Data for this task
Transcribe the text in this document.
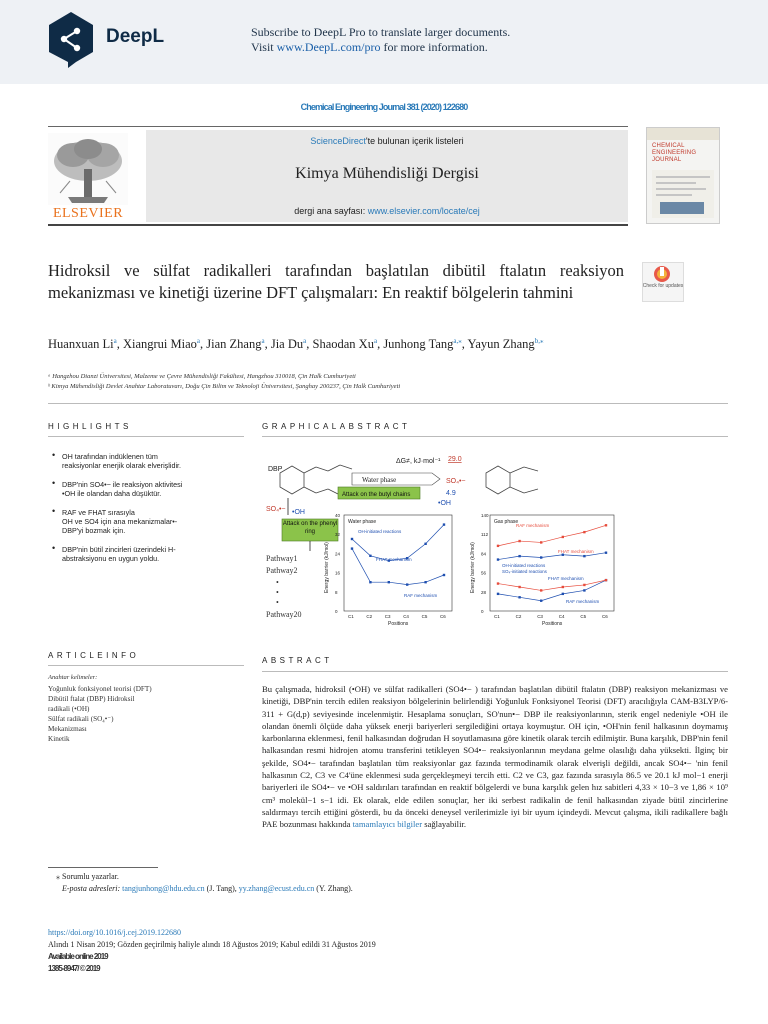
DeepL	Subscribe to DeepL Pro to translate larger documents.
Visit www.DeepL.com/pro for more information.
Chemical Engineering Journal 381 (2020) 122680
ELSEVIER
ScienceDirect'te bulunan içerik listeleri
Kimya Mühendisliği Dergisi
dergi ana sayfası: www.elsevier.com/locate/cej
CHEMICAL ENGINEERING JOURNAL
Hidroksil ve sülfat radikalleri tarafından başlatılan dibütil ftalatın reaksiyon mekanizması ve kinetiği üzerine DFT çalışmaları: En reaktif bölgelerin tahmini	Check for updates
Huanxuan Li$^a$, Xiangrui Miao$^a$, Jian Zhang$^a$, Jia Du$^a$, Shaodan Xu$^a$, Junhong Tang$^{a,⁎}$, Yayun Zhang$^{b,⁎}$
ᵃ Hangzhou Dianzi Üniversitesi, Malzeme ve Çevre Mühendisliği Fakültesi, Hangzhou 310018, Çin Halk Cumhuriyeti
ᵇ Kimya Mühendisliği Devlet Anahtar Laboratuvarı, Doğu Çin Bilim ve Teknoloji Üniversitesi, Şanghay 200237, Çin Halk Cumhuriyeti
HIGHLIGHTS
• OH tarafından indüklenen tüm
reaksiyonlar enerjik olarak elverişlidir.
• DBP'nin SO4•− ile reaksiyon aktivitesi
•OH ile olandan daha düşüktür.
• RAF ve FHAT sırasıyla
OH ve SO4 için ana mekanizmalar•-
DBP'yi bozmak için.
• DBP'nin bütil zincirleri üzerindeki H-
abstraksiyonu en uygun yoldu.
GRAPHICALABSTRACT
DBP
SO₄•− •OH
Attack on the phenyl ring
Pathway1
Pathway2
•
•
•
Pathway20
ΔG≠, kJ·mol⁻¹ 29.0
SO₄•−
4.9
•OH
Water phase
Attack on the butyl chains
Water phase
Positions
Energy barrier (kJ/mol)
C1	C2	C3	C4	C5	C6
0
8
16
24
32
40
OH-initiated reactions
FHAT mechanism
RAF mechanism
Gas phase
Positions
Energy barrier (kJ/mol)
C1	C2	C3	C4	C5	C6
0
28
56
84
112
140
RAF mechanism
FHAT mechanism
OH-initiated reactions
SO₄-initiated reactions
FHAT mechanism
RAF mechanism
ARTICLEINFO
Anahtar kelimeler:
Yoğunluk fonksiyonel teorisi (DFT)
Dibütil ftalat (DBP) Hidroksil
radikali (•OH)
Sülfat radikali (SO₄•⁻)
Mekanizması
Kinetik
ABSTRACT
Bu çalışmada, hidroksil (•OH) ve sülfat radikalleri (SO4•− ) tarafından başlatılan dibütil ftalatın (DBP) reaksiyon mekanizması ve kinetiği, DBP'nin tercih edilen reaksiyon bölgelerinin belirlendiği Yoğunluk Fonksiyonel Teorisi (DFT) aracılığıyla CAM-B3LYP/6-311 + G(d,p) seviyesinde incelenmiştir. Hesaplama sonuçları, SO'nun•− DBP ile reaksiyonlarının, sterik engel nedeniyle •OH ile olandan önemli ölçüde daha yüksek enerji bariyerleri sergilediğini ortaya koymuştur. OH için, •OH'nin fenil halkasının doymamış karbonlarına eklenmesi, fenil halkasından doğrudan H soyutlamasına göre kinetik olarak tercih edilmiştir. Buna karşılık, DBP'nin fenil halkasından resmi hidrojen atomu transferini tetikleyen SO4•− reaksiyonlarının meydana gelme olasılığı daha yüksekti. İlginç bir şekilde, SO4•− tarafından başlatılan tüm reaksiyonlar gaz fazında termodinamik olarak elverişli değildi, ancak SO4•− 'nin fenil halkasının C2, C3 ve C4'üne eklenmesi suda gerçekleşmeyi tercih etti. C2 ve C3, gaz fazında sırasıyla 86.5 ve 20.1 kJ mol−1 enerji bariyerleri ile SO4•− ve •OH saldırıları tarafından en reaktif bölgelerdi ve buna karşılık gelen hız sabitleri 4,33 × 10−3 ve 1,86 × 10⁹ cm³ molekül−1 s−1 idi. Ek olarak, elde edilen sonuçlar, her iki serbest radikalin de fenil halkasından ziyade bütil zincirlerine saldırmayı tercih ettiğini gösterdi, bu da önceki deneysel verilerimizle iyi bir uyum içindeydi. Mevcut çalışma, ikili radikallere bağlı PAE bozunması hakkında tamamlayıcı bilgiler sağlayabilir.
⁎ Sorumlu yazarlar.
E-posta adresleri: tangjunhong@hdu.edu.cn (J. Tang), yy.zhang@ecust.edu.cn (Y. Zhang).
https://doi.org/10.1016/j.cej.2019.122680
Alındı 1 Nisan 2019; Gözden geçirilmiş haliyle alındı 18 Ağustos 2019; Kabul edildi 31 Ağustos 2019
Available online 2019
1385-8947/ © 2019
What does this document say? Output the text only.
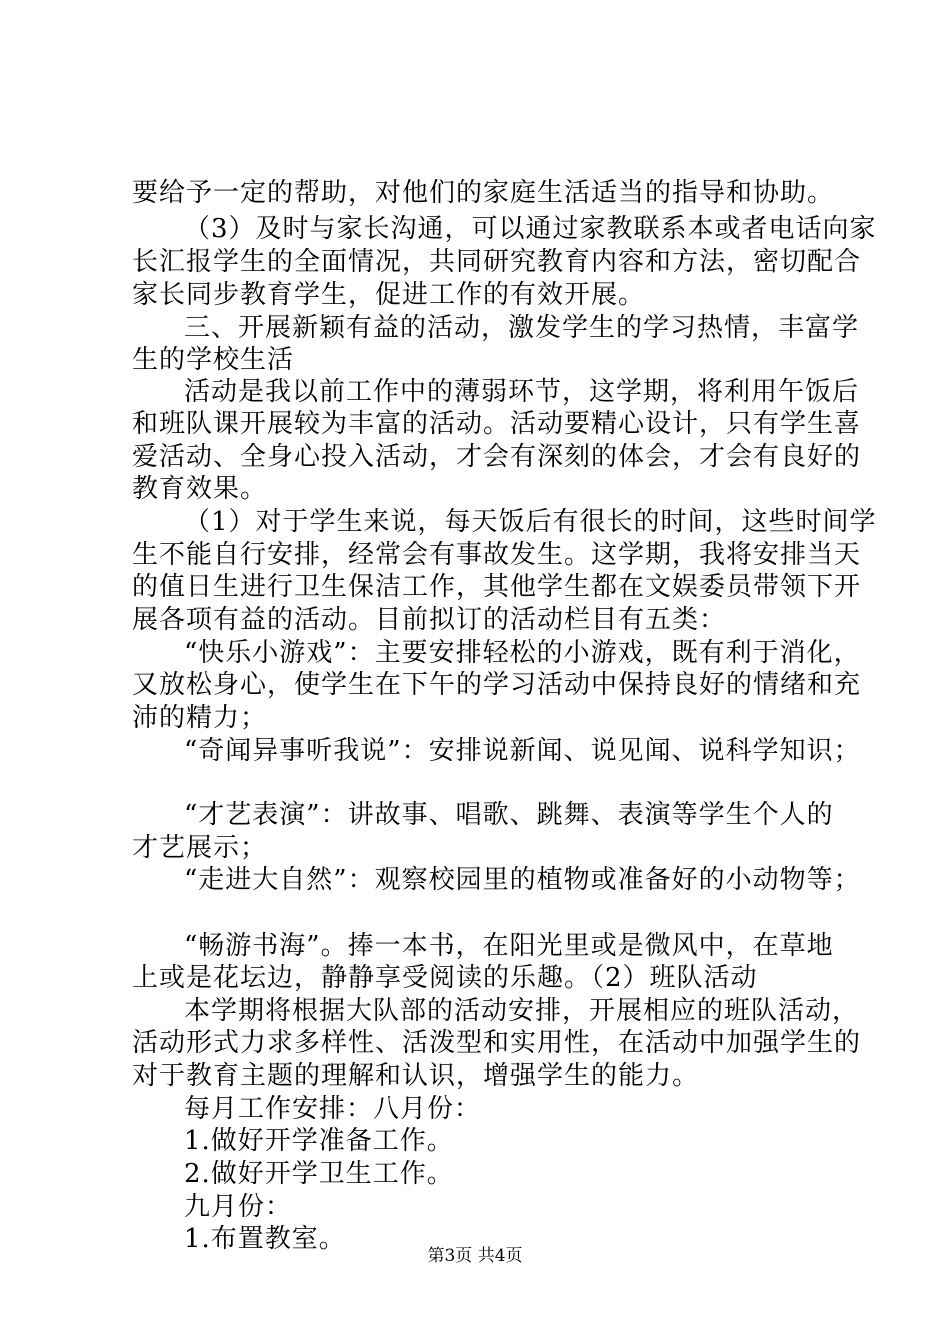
要给予一定的帮助，对他们的家庭生活适当的指导和协助。
（3）及时与家长沟通，可以通过家教联系本或者电话向家
长汇报学生的全面情况，共同研究教育内容和方法，密切配合
家长同步教育学生，促进工作的有效开展。
三、开展新颖有益的活动，激发学生的学习热情，丰富学
生的学校生活
活动是我以前工作中的薄弱环节，这学期，将利用午饭后
和班队课开展较为丰富的活动。活动要精心设计，只有学生喜
爱活动、全身心投入活动，才会有深刻的体会，才会有良好的
教育效果。
（1）对于学生来说，每天饭后有很长的时间，这些时间学
生不能自行安排，经常会有事故发生。这学期，我将安排当天
的值日生进行卫生保洁工作，其他学生都在文娱委员带领下开
展各项有益的活动。目前拟订的活动栏目有五类：
“快乐小游戏”：主要安排轻松的小游戏，既有利于消化，
又放松身心，使学生在下午的学习活动中保持良好的情绪和充
沛的精力；
“奇闻异事听我说”：安排说新闻、说见闻、说科学知识；
“才艺表演”：讲故事、唱歌、跳舞、表演等学生个人的
才艺展示；
“走进大自然”：观察校园里的植物或准备好的小动物等；
“畅游书海”。捧一本书，在阳光里或是微风中，在草地
上或是花坛边，静静享受阅读的乐趣。（2）班队活动
本学期将根据大队部的活动安排，开展相应的班队活动，
活动形式力求多样性、活泼型和实用性，在活动中加强学生的
对于教育主题的理解和认识，增强学生的能力。
每月工作安排：八月份：
1.做好开学准备工作。
2.做好开学卫生工作。
九月份：
1.布置教室。
第3页 共4页
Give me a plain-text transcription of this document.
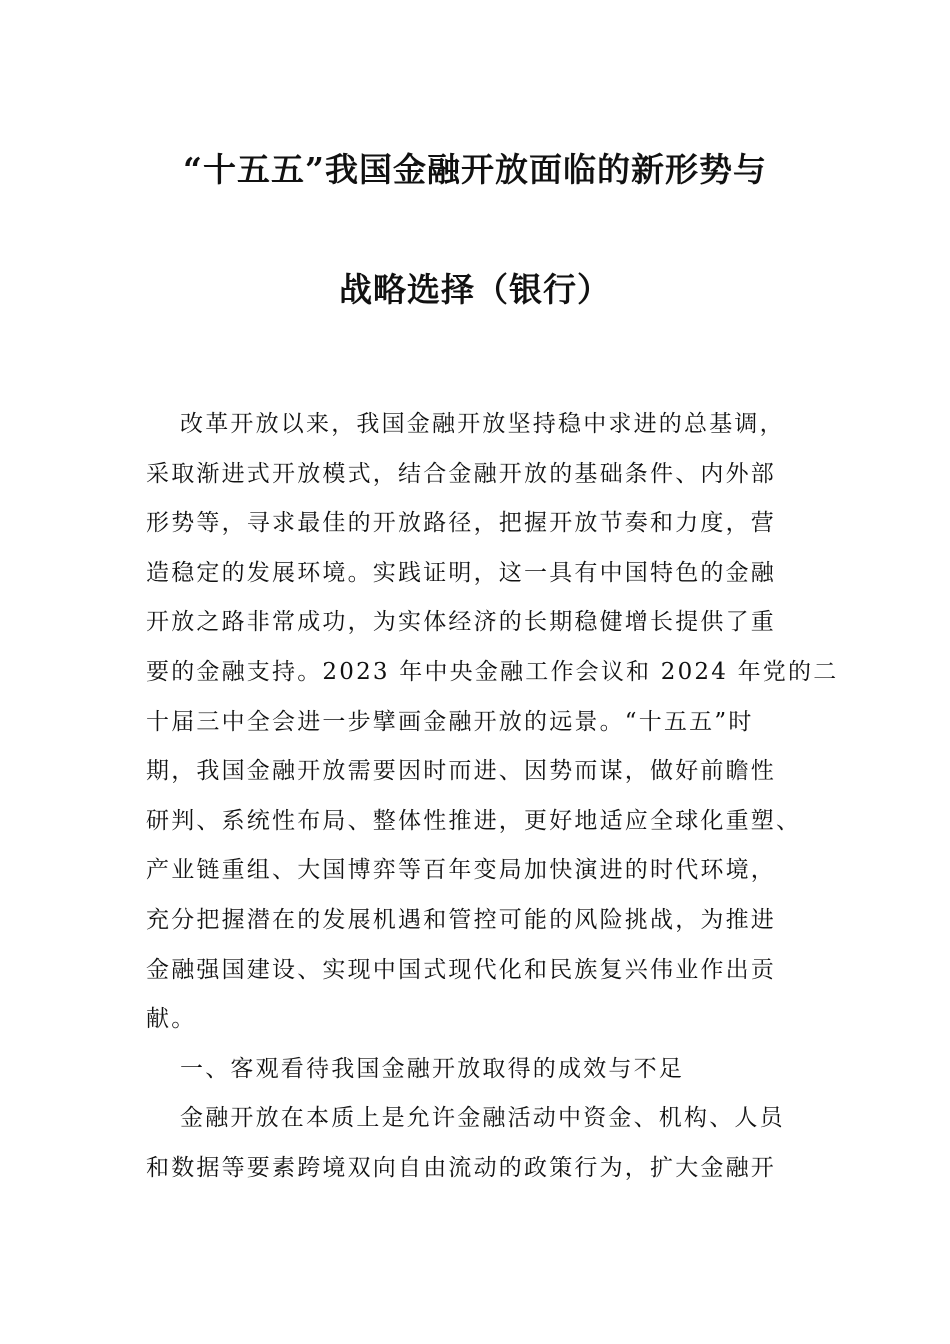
“十五五”我国金融开放面临的新形势与
战略选择（银行）
改革开放以来，我国金融开放坚持稳中求进的总基调，
采取渐进式开放模式，结合金融开放的基础条件、内外部
形势等，寻求最佳的开放路径，把握开放节奏和力度，营
造稳定的发展环境。实践证明，这一具有中国特色的金融
开放之路非常成功，为实体经济的长期稳健增长提供了重
要的金融支持。2023 年中央金融工作会议和 2024 年党的二
十届三中全会进一步擘画金融开放的远景。“十五五”时
期，我国金融开放需要因时而进、因势而谋，做好前瞻性
研判、系统性布局、整体性推进，更好地适应全球化重塑、
产业链重组、大国博弈等百年变局加快演进的时代环境，
充分把握潜在的发展机遇和管控可能的风险挑战，为推进
金融强国建设、实现中国式现代化和民族复兴伟业作出贡
献。
一、客观看待我国金融开放取得的成效与不足
金融开放在本质上是允许金融活动中资金、机构、人员
和数据等要素跨境双向自由流动的政策行为，扩大金融开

Exercise brief
Can the entries above be repeated exactly, without their pictures?

Solution to the problem
Transcribe the text in this document.
DeepL	Subscribe to DeepL Pro to translate larger documents.
Visit www.DeepL.com/pro for more information.
Chemical Engineering Journal 381 (2020) 122680
ELSEVIER
ScienceDirect'te bulunan içerik listeleri
Kimya Mühendisliği Dergisi
dergi ana sayfası: www.elsevier.com/locate/cej
CHEMICAL ENGINEERING JOURNAL
Hidroksil ve sülfat radikalleri tarafından başlatılan dibütil ftalatın reaksiyon mekanizması ve kinetiği üzerine DFT çalışmaları: En reaktif bölgelerin tahmini	Check for updates
Huanxuan Li$^a$, Xiangrui Miao$^a$, Jian Zhang$^a$, Jia Du$^a$, Shaodan Xu$^a$, Junhong Tang$^{a,⁎}$, Yayun Zhang$^{b,⁎}$
ᵃ Hangzhou Dianzi Üniversitesi, Malzeme ve Çevre Mühendisliği Fakültesi, Hangzhou 310018, Çin Halk Cumhuriyeti
ᵇ Kimya Mühendisliği Devlet Anahtar Laboratuvarı, Doğu Çin Bilim ve Teknoloji Üniversitesi, Şanghay 200237, Çin Halk Cumhuriyeti
HIGHLIGHTS
• OH tarafından indüklenen tüm
reaksiyonlar enerjik olarak elverişlidir.
• DBP'nin SO4•− ile reaksiyon aktivitesi
•OH ile olandan daha düşüktür.
• RAF ve FHAT sırasıyla
OH ve SO4 için ana mekanizmalar•-
DBP'yi bozmak için.
• DBP'nin bütil zincirleri üzerindeki H-
abstraksiyonu en uygun yoldu.
GRAPHICALABSTRACT
DBP
SO₄•− •OH
Attack on the phenyl ring
Pathway1
Pathway2
•
•
•
Pathway20
ΔG≠, kJ·mol⁻¹ 29.0
SO₄•−
4.9
•OH
Water phase
Attack on the butyl chains
Water phase
Positions
Energy barrier (kJ/mol)
C1	C2	C3	C4	C5	C6
0
8
16
24
32
40
OH-initiated reactions
FHAT mechanism
RAF mechanism
Gas phase
Positions
Energy barrier (kJ/mol)
C1	C2	C3	C4	C5	C6
0
28
56
84
112
140
RAF mechanism
FHAT mechanism
OH-initiated reactions
SO₄-initiated reactions
FHAT mechanism
RAF mechanism
ARTICLEINFO
Anahtar kelimeler:
Yoğunluk fonksiyonel teorisi (DFT)
Dibütil ftalat (DBP) Hidroksil
radikali (•OH)
Sülfat radikali (SO₄•⁻)
Mekanizması
Kinetik
ABSTRACT
Bu çalışmada, hidroksil (•OH) ve sülfat radikalleri (SO4•− ) tarafından başlatılan dibütil ftalatın (DBP) reaksiyon mekanizması ve kinetiği, DBP'nin tercih edilen reaksiyon bölgelerinin belirlendiği Yoğunluk Fonksiyonel Teorisi (DFT) aracılığıyla CAM-B3LYP/6-311 + G(d,p) seviyesinde incelenmiştir. Hesaplama sonuçları, SO'nun•− DBP ile reaksiyonlarının, sterik engel nedeniyle •OH ile olandan önemli ölçüde daha yüksek enerji bariyerleri sergilediğini ortaya koymuştur. OH için, •OH'nin fenil halkasının doymamış karbonlarına eklenmesi, fenil halkasından doğrudan H soyutlamasına göre kinetik olarak tercih edilmiştir. Buna karşılık, DBP'nin fenil halkasından resmi hidrojen atomu transferini tetikleyen SO4•− reaksiyonlarının meydana gelme olasılığı daha yüksekti. İlginç bir şekilde, SO4•− tarafından başlatılan tüm reaksiyonlar gaz fazında termodinamik olarak elverişli değildi, ancak SO4•− 'nin fenil halkasının C2, C3 ve C4'üne eklenmesi suda gerçekleşmeyi tercih etti. C2 ve C3, gaz fazında sırasıyla 86.5 ve 20.1 kJ mol−1 enerji bariyerleri ile SO4•− ve •OH saldırıları tarafından en reaktif bölgelerdi ve buna karşılık gelen hız sabitleri 4,33 × 10−3 ve 1,86 × 10⁹ cm³ molekül−1 s−1 idi. Ek olarak, elde edilen sonuçlar, her iki serbest radikalin de fenil halkasından ziyade bütil zincirlerine saldırmayı tercih ettiğini gösterdi, bu da önceki deneysel verilerimizle iyi bir uyum içindeydi. Mevcut çalışma, ikili radikallere bağlı PAE bozunması hakkında tamamlayıcı bilgiler sağlayabilir.
⁎ Sorumlu yazarlar.
E-posta adresleri: tangjunhong@hdu.edu.cn (J. Tang), yy.zhang@ecust.edu.cn (Y. Zhang).
https://doi.org/10.1016/j.cej.2019.122680
Alındı 1 Nisan 2019; Gözden geçirilmiş haliyle alındı 18 Ağustos 2019; Kabul edildi 31 Ağustos 2019
Available online 2019
1385-8947/ © 2019
What does this document say? Output the text only.
要给予一定的帮助，对他们的家庭生活适当的指导和协助。
（3）及时与家长沟通，可以通过家教联系本或者电话向家
长汇报学生的全面情况，共同研究教育内容和方法，密切配合
家长同步教育学生，促进工作的有效开展。
三、开展新颖有益的活动，激发学生的学习热情，丰富学
生的学校生活
活动是我以前工作中的薄弱环节，这学期，将利用午饭后
和班队课开展较为丰富的活动。活动要精心设计，只有学生喜
爱活动、全身心投入活动，才会有深刻的体会，才会有良好的
教育效果。
（1）对于学生来说，每天饭后有很长的时间，这些时间学
生不能自行安排，经常会有事故发生。这学期，我将安排当天
的值日生进行卫生保洁工作，其他学生都在文娱委员带领下开
展各项有益的活动。目前拟订的活动栏目有五类：
“快乐小游戏”：主要安排轻松的小游戏，既有利于消化，
又放松身心，使学生在下午的学习活动中保持良好的情绪和充
沛的精力；
“奇闻异事听我说”：安排说新闻、说见闻、说科学知识；
“才艺表演”：讲故事、唱歌、跳舞、表演等学生个人的
才艺展示；
“走进大自然”：观察校园里的植物或准备好的小动物等；
“畅游书海”。捧一本书，在阳光里或是微风中，在草地
上或是花坛边，静静享受阅读的乐趣。（2）班队活动
本学期将根据大队部的活动安排，开展相应的班队活动，
活动形式力求多样性、活泼型和实用性，在活动中加强学生的
对于教育主题的理解和认识，增强学生的能力。
每月工作安排：八月份：
1.做好开学准备工作。
2.做好开学卫生工作。
九月份：
1.布置教室。
第3页 共4页
Give me a plain-text transcription of this document.
“十五五”我国金融开放面临的新形势与
战略选择（银行）
改革开放以来，我国金融开放坚持稳中求进的总基调，
采取渐进式开放模式，结合金融开放的基础条件、内外部
形势等，寻求最佳的开放路径，把握开放节奏和力度，营
造稳定的发展环境。实践证明，这一具有中国特色的金融
开放之路非常成功，为实体经济的长期稳健增长提供了重
要的金融支持。2023 年中央金融工作会议和 2024 年党的二
十届三中全会进一步擘画金融开放的远景。“十五五”时
期，我国金融开放需要因时而进、因势而谋，做好前瞻性
研判、系统性布局、整体性推进，更好地适应全球化重塑、
产业链重组、大国博弈等百年变局加快演进的时代环境，
充分把握潜在的发展机遇和管控可能的风险挑战，为推进
金融强国建设、实现中国式现代化和民族复兴伟业作出贡
献。
一、客观看待我国金融开放取得的成效与不足
金融开放在本质上是允许金融活动中资金、机构、人员
和数据等要素跨境双向自由流动的政策行为，扩大金融开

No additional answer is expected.